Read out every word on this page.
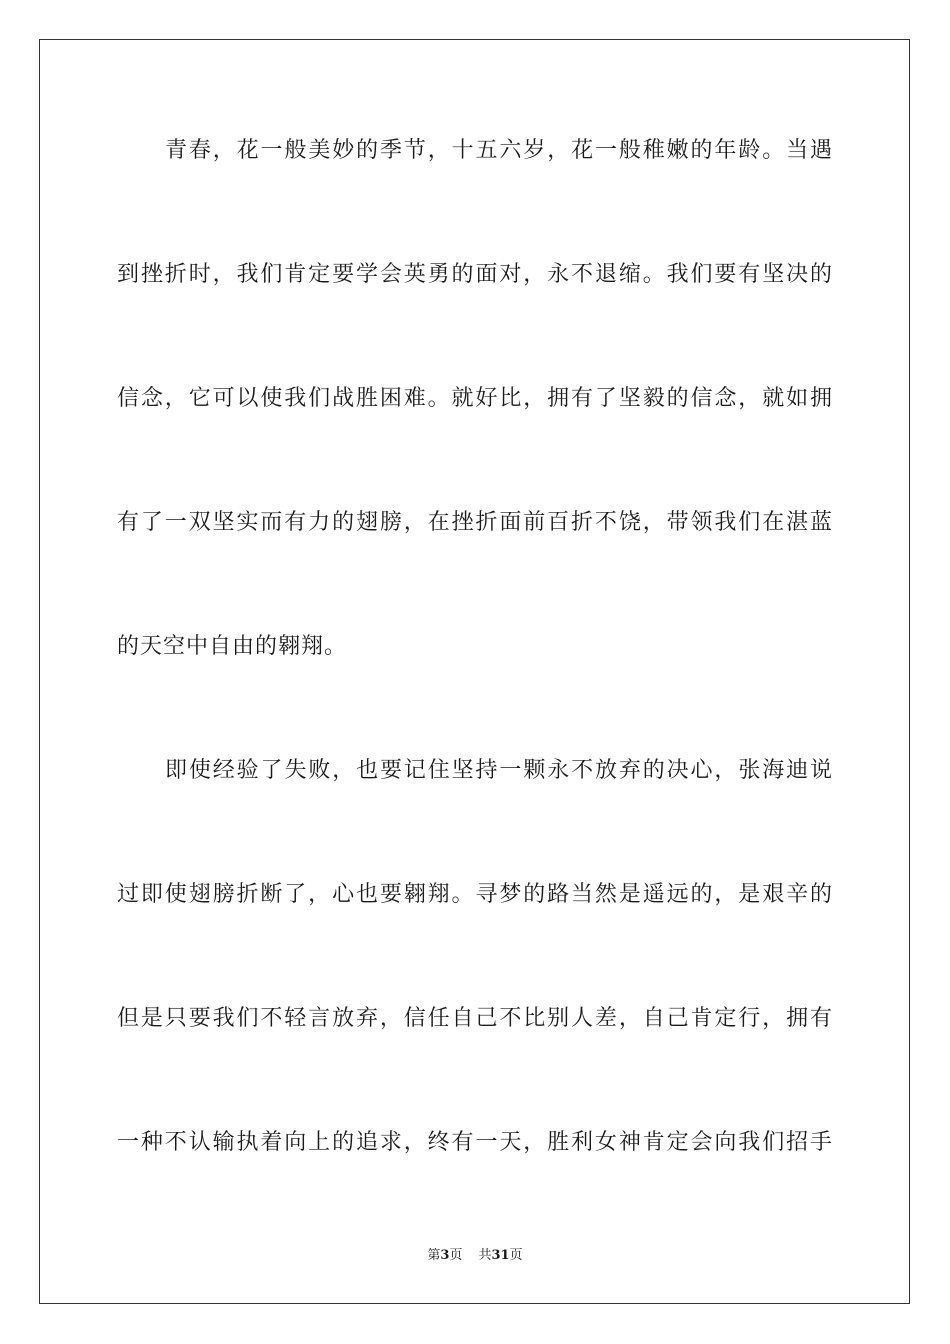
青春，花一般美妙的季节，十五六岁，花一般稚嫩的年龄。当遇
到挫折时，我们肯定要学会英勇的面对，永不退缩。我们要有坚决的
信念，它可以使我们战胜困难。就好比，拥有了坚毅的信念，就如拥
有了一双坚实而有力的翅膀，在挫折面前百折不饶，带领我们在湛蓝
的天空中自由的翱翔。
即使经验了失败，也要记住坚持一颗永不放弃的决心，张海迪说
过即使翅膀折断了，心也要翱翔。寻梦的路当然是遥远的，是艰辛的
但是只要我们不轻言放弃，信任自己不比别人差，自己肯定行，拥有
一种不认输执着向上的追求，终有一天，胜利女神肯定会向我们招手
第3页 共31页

* * * * * * * * *

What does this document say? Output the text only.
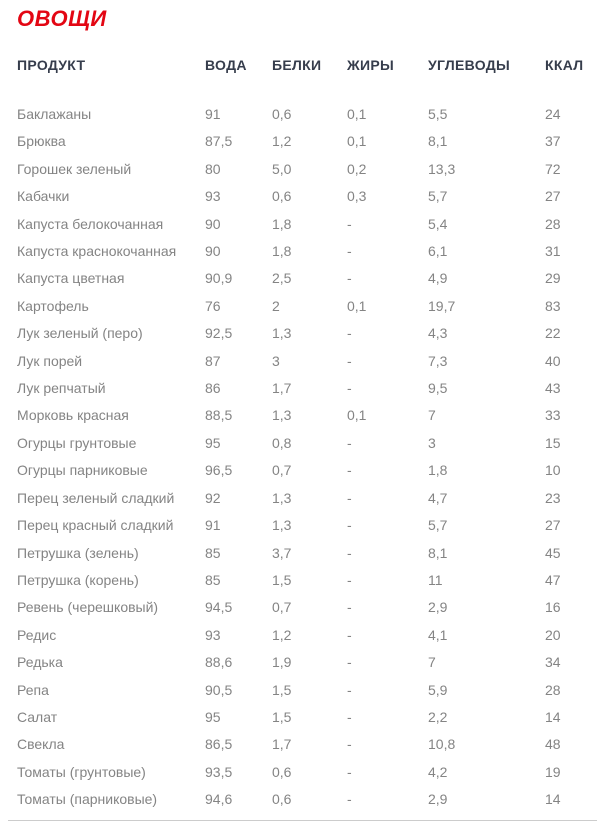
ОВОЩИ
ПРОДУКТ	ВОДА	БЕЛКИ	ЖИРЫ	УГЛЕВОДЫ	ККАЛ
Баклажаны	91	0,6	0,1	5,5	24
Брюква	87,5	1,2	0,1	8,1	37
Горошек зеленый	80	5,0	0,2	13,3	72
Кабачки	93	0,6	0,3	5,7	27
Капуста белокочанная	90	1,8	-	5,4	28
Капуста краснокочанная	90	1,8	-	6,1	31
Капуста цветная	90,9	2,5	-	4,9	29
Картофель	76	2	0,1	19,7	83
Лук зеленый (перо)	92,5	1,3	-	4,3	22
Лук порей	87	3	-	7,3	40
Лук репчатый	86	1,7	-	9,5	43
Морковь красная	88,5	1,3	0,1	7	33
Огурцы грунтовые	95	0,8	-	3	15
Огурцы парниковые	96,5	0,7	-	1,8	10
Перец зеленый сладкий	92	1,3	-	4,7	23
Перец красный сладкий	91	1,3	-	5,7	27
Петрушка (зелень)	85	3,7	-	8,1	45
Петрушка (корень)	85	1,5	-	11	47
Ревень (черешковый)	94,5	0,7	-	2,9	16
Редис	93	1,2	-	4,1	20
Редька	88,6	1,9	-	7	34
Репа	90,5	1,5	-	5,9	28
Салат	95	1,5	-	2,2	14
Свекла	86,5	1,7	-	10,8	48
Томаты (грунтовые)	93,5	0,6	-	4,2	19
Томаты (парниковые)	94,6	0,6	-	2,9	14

* * * * * * * * *

Your instructions>
Copy each line of the data above that holds "Петрушка".

Expected output>
Петрушка (зелень)	85	3,7	-	8,1	45
Петрушка (корень)	85	1,5	-	11	47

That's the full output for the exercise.